PROBLEM REQUIREMENTS.
Skip the pictures. Repeat everything else in the records word for word.

Begin

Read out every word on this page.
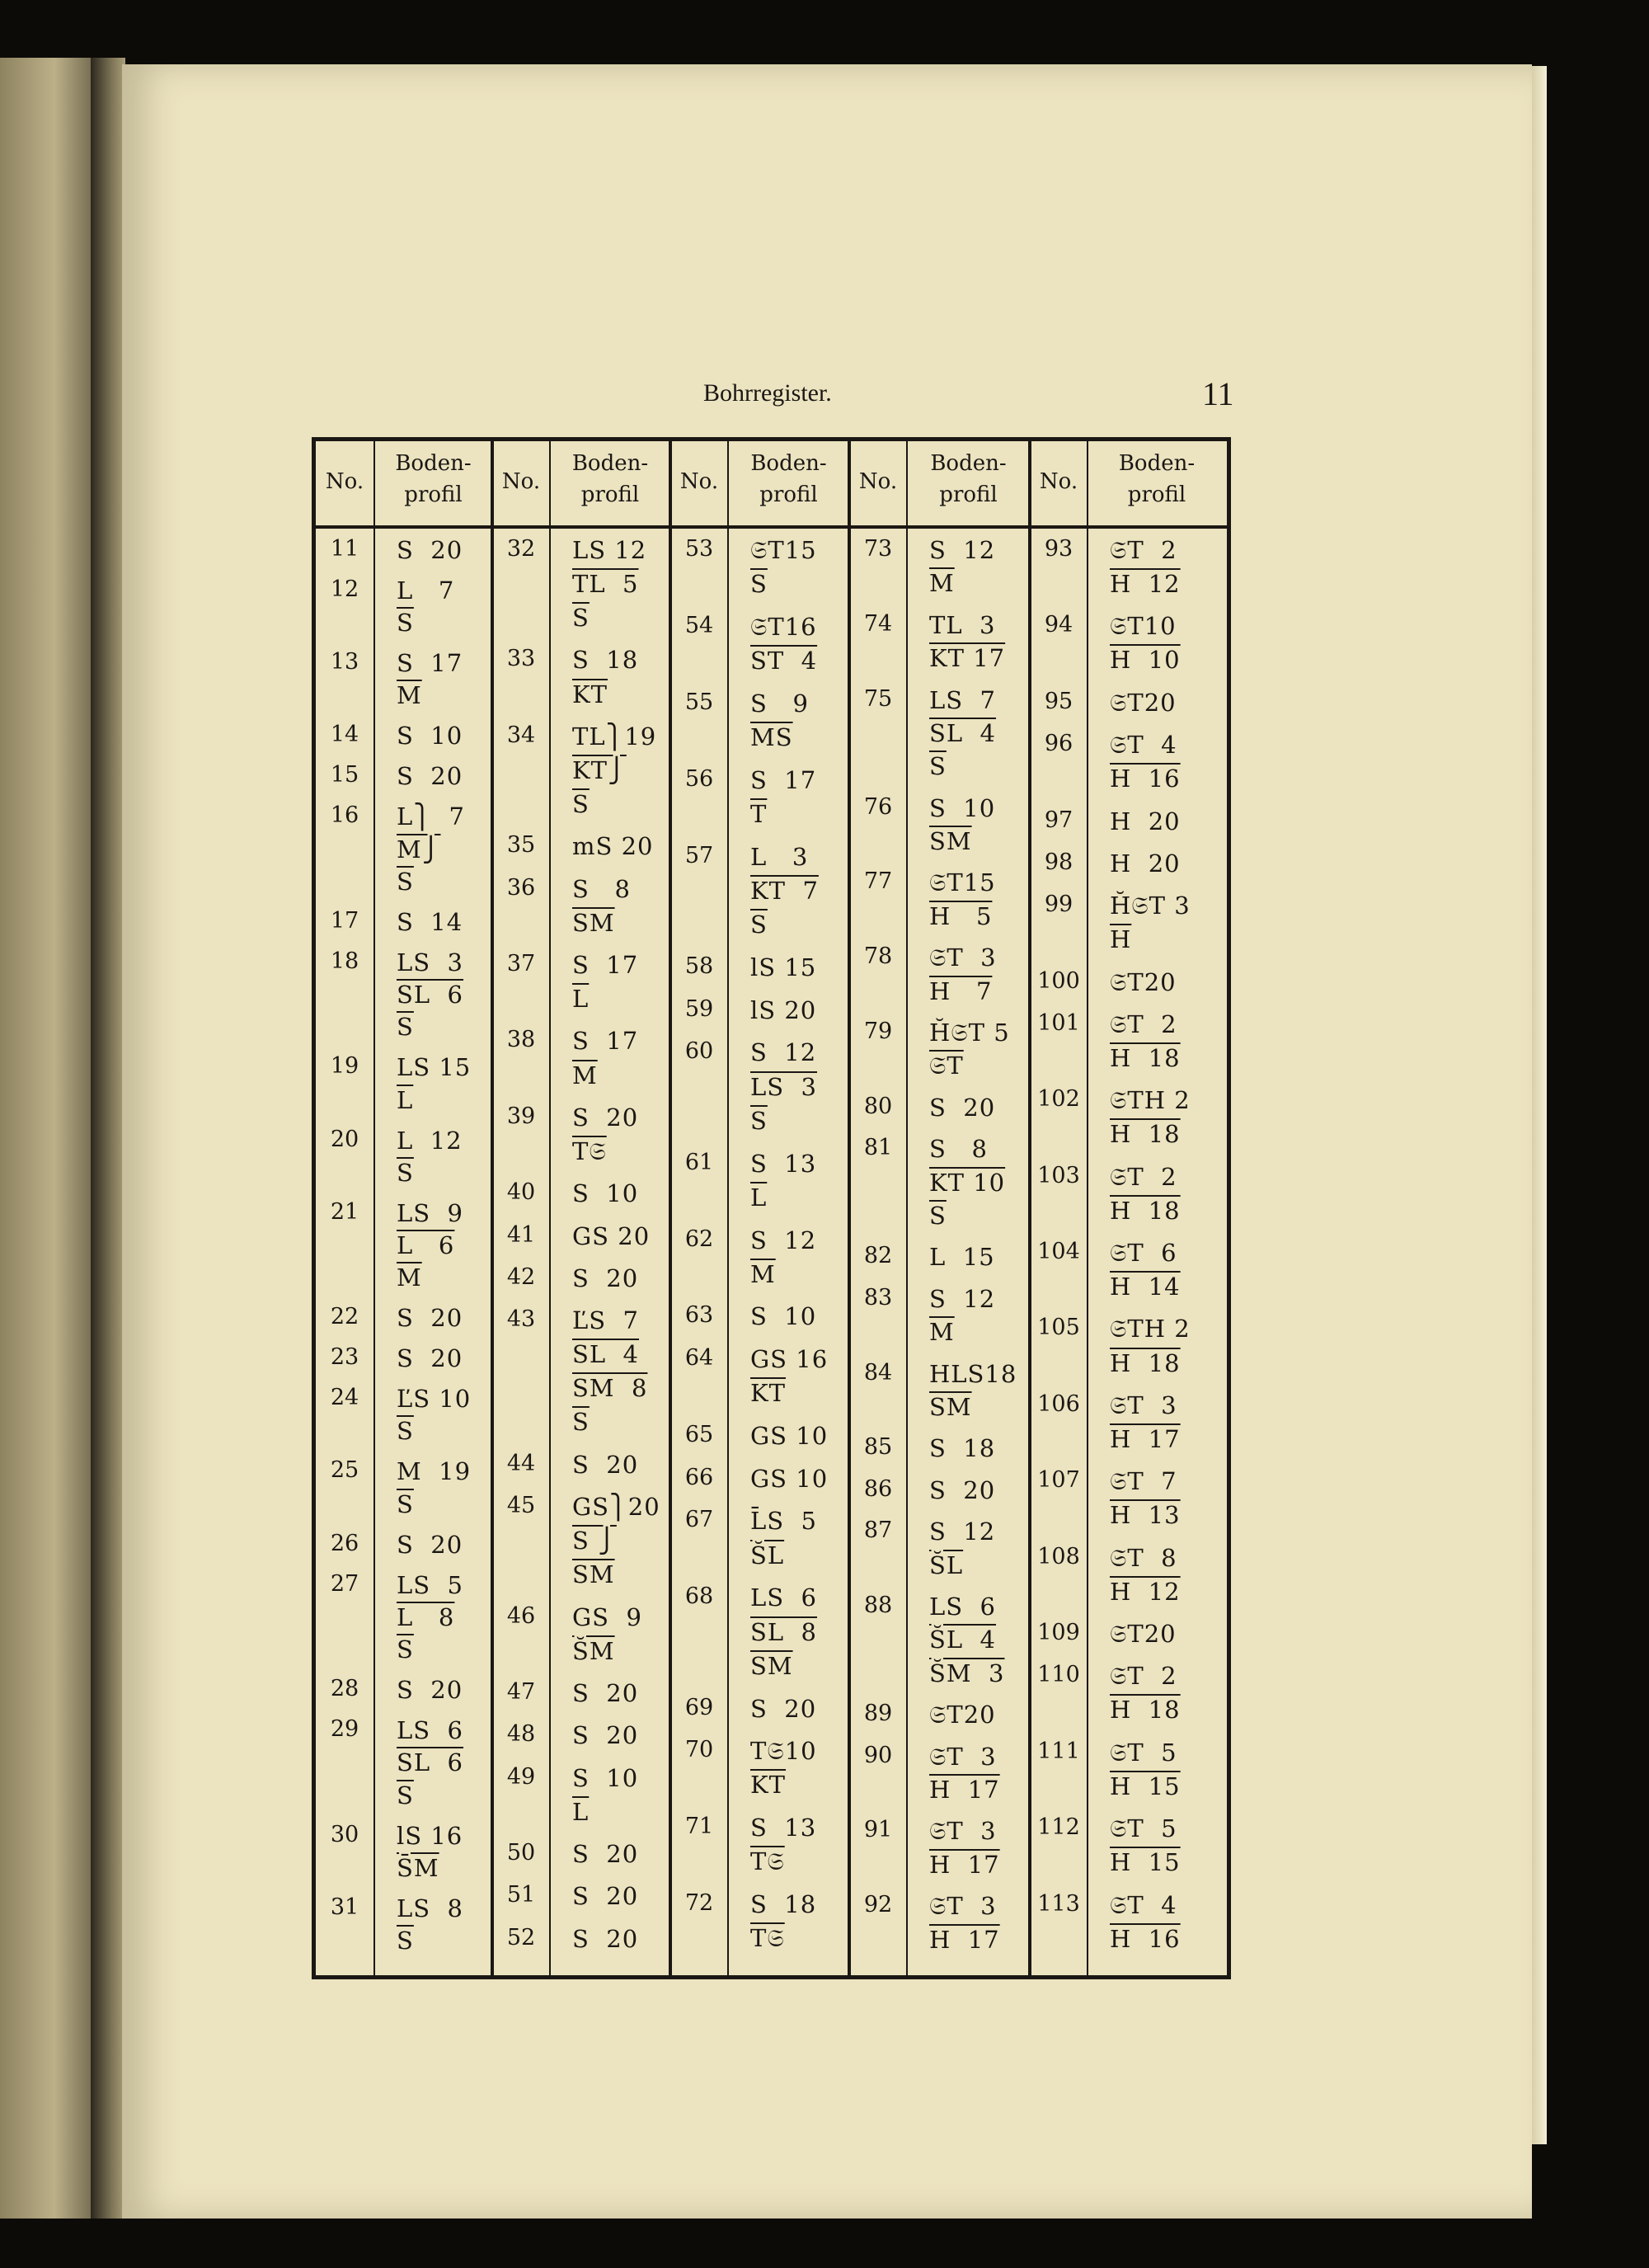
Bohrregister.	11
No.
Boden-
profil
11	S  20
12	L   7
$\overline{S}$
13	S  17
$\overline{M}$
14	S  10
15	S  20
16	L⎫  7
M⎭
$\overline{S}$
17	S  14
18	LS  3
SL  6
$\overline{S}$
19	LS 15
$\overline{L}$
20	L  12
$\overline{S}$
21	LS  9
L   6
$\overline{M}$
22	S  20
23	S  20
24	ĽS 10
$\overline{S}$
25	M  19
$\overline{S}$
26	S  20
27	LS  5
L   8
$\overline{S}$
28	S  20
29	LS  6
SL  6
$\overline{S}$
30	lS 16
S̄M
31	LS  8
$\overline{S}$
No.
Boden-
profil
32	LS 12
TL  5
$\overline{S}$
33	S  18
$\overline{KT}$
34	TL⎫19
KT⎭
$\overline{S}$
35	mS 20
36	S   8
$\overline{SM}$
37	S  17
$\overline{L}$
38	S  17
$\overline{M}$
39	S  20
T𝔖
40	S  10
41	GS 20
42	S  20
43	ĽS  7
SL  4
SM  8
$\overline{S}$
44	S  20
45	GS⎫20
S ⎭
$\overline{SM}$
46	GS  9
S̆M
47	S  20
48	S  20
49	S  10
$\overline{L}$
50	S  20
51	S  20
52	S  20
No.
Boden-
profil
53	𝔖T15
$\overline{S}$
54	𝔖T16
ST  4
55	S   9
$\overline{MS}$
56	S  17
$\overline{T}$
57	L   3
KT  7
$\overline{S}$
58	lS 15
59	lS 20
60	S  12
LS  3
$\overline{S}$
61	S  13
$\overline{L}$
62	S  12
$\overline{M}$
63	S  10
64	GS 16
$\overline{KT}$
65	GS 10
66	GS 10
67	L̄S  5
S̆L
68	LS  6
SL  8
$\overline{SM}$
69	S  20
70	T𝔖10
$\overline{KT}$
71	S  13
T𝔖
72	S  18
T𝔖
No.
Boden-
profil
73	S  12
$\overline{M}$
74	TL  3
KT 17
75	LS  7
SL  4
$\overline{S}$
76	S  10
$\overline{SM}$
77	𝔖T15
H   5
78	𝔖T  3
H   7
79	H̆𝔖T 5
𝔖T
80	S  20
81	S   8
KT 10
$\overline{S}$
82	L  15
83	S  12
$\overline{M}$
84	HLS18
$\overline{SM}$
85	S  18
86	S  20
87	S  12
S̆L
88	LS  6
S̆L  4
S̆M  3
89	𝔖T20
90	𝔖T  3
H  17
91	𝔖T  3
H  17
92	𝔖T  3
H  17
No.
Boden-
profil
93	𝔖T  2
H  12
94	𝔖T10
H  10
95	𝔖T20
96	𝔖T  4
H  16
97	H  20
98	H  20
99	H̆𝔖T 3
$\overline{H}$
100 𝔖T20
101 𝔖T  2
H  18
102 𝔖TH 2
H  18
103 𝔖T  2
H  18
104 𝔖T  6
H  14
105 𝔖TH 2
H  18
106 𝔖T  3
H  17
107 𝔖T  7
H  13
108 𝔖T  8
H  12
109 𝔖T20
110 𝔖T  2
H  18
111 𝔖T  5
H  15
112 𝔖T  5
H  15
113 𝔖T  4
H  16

End

SOLUTION FOR THIS TASK.
Read out every word on this page.
Bohrregister.	11
No.
Boden-
profil
11	S  20
12	L   7
$\overline{S}$
13	S  17
$\overline{M}$
14	S  10
15	S  20
16	L⎫  7
M⎭
$\overline{S}$
17	S  14
18	LS  3
SL  6
$\overline{S}$
19	LS 15
$\overline{L}$
20	L  12
$\overline{S}$
21	LS  9
L   6
$\overline{M}$
22	S  20
23	S  20
24	ĽS 10
$\overline{S}$
25	M  19
$\overline{S}$
26	S  20
27	LS  5
L   8
$\overline{S}$
28	S  20
29	LS  6
SL  6
$\overline{S}$
30	lS 16
S̄M
31	LS  8
$\overline{S}$
No.
Boden-
profil
32	LS 12
TL  5
$\overline{S}$
33	S  18
$\overline{KT}$
34	TL⎫19
KT⎭
$\overline{S}$
35	mS 20
36	S   8
$\overline{SM}$
37	S  17
$\overline{L}$
38	S  17
$\overline{M}$
39	S  20
T𝔖
40	S  10
41	GS 20
42	S  20
43	ĽS  7
SL  4
SM  8
$\overline{S}$
44	S  20
45	GS⎫20
S ⎭
$\overline{SM}$
46	GS  9
S̆M
47	S  20
48	S  20
49	S  10
$\overline{L}$
50	S  20
51	S  20
52	S  20
No.
Boden-
profil
53	𝔖T15
$\overline{S}$
54	𝔖T16
ST  4
55	S   9
$\overline{MS}$
56	S  17
$\overline{T}$
57	L   3
KT  7
$\overline{S}$
58	lS 15
59	lS 20
60	S  12
LS  3
$\overline{S}$
61	S  13
$\overline{L}$
62	S  12
$\overline{M}$
63	S  10
64	GS 16
$\overline{KT}$
65	GS 10
66	GS 10
67	L̄S  5
S̆L
68	LS  6
SL  8
$\overline{SM}$
69	S  20
70	T𝔖10
$\overline{KT}$
71	S  13
T𝔖
72	S  18
T𝔖
No.
Boden-
profil
73	S  12
$\overline{M}$
74	TL  3
KT 17
75	LS  7
SL  4
$\overline{S}$
76	S  10
$\overline{SM}$
77	𝔖T15
H   5
78	𝔖T  3
H   7
79	H̆𝔖T 5
𝔖T
80	S  20
81	S   8
KT 10
$\overline{S}$
82	L  15
83	S  12
$\overline{M}$
84	HLS18
$\overline{SM}$
85	S  18
86	S  20
87	S  12
S̆L
88	LS  6
S̆L  4
S̆M  3
89	𝔖T20
90	𝔖T  3
H  17
91	𝔖T  3
H  17
92	𝔖T  3
H  17
No.
Boden-
profil
93	𝔖T  2
H  12
94	𝔖T10
H  10
95	𝔖T20
96	𝔖T  4
H  16
97	H  20
98	H  20
99	H̆𝔖T 3
$\overline{H}$
100 𝔖T20
101 𝔖T  2
H  18
102 𝔖TH 2
H  18
103 𝔖T  2
H  18
104 𝔖T  6
H  14
105 𝔖TH 2
H  18
106 𝔖T  3
H  17
107 𝔖T  7
H  13
108 𝔖T  8
H  12
109 𝔖T20
110 𝔖T  2
H  18
111 𝔖T  5
H  15
112 𝔖T  5
H  15
113 𝔖T  4
H  16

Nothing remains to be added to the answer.